Given data:
------------------------------------------------------------
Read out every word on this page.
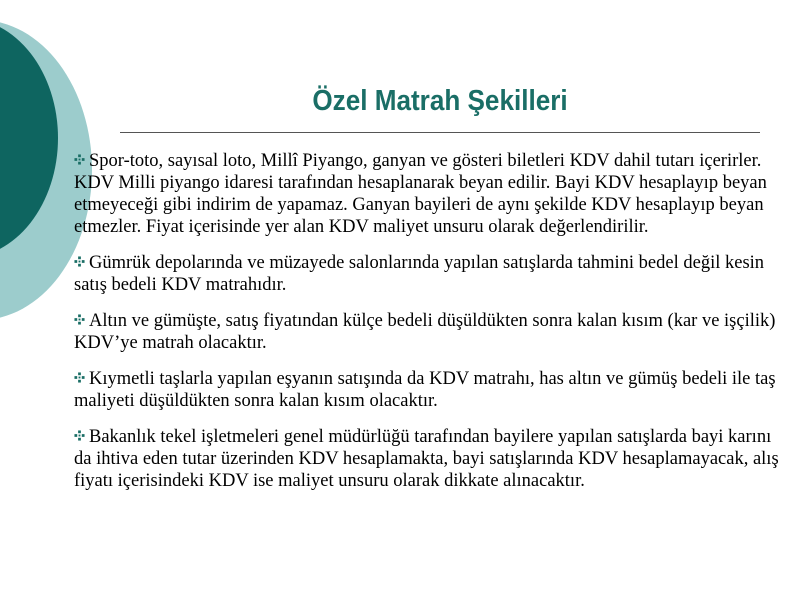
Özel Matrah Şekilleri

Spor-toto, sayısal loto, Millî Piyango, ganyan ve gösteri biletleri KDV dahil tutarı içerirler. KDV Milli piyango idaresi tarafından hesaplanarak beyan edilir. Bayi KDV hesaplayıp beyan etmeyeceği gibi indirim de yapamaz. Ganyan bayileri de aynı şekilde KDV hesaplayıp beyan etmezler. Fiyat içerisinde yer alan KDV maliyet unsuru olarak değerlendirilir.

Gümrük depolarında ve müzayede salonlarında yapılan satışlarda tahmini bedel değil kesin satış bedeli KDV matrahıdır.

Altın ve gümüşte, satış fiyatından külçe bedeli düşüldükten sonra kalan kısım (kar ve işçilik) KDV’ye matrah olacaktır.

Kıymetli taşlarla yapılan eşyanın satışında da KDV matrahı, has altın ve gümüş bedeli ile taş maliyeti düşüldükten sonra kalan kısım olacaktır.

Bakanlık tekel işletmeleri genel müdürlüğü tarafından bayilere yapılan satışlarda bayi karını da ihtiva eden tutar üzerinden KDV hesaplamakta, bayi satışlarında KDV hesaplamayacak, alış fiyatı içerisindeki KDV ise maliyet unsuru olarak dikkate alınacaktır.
------------------------------------------------------------
Goal of the exercise:
Reproduce all of the data exactly; the pictures do not belong in the copy.

Written solution:
Read out every word on this page.
Özel Matrah Şekilleri

Spor-toto, sayısal loto, Millî Piyango, ganyan ve gösteri biletleri KDV dahil tutarı içerirler. KDV Milli piyango idaresi tarafından hesaplanarak beyan edilir. Bayi KDV hesaplayıp beyan etmeyeceği gibi indirim de yapamaz. Ganyan bayileri de aynı şekilde KDV hesaplayıp beyan etmezler. Fiyat içerisinde yer alan KDV maliyet unsuru olarak değerlendirilir.

Gümrük depolarında ve müzayede salonlarında yapılan satışlarda tahmini bedel değil kesin satış bedeli KDV matrahıdır.

Altın ve gümüşte, satış fiyatından külçe bedeli düşüldükten sonra kalan kısım (kar ve işçilik) KDV’ye matrah olacaktır.

Kıymetli taşlarla yapılan eşyanın satışında da KDV matrahı, has altın ve gümüş bedeli ile taş maliyeti düşüldükten sonra kalan kısım olacaktır.

Bakanlık tekel işletmeleri genel müdürlüğü tarafından bayilere yapılan satışlarda bayi karını da ihtiva eden tutar üzerinden KDV hesaplamakta, bayi satışlarında KDV hesaplamayacak, alış fiyatı içerisindeki KDV ise maliyet unsuru olarak dikkate alınacaktır.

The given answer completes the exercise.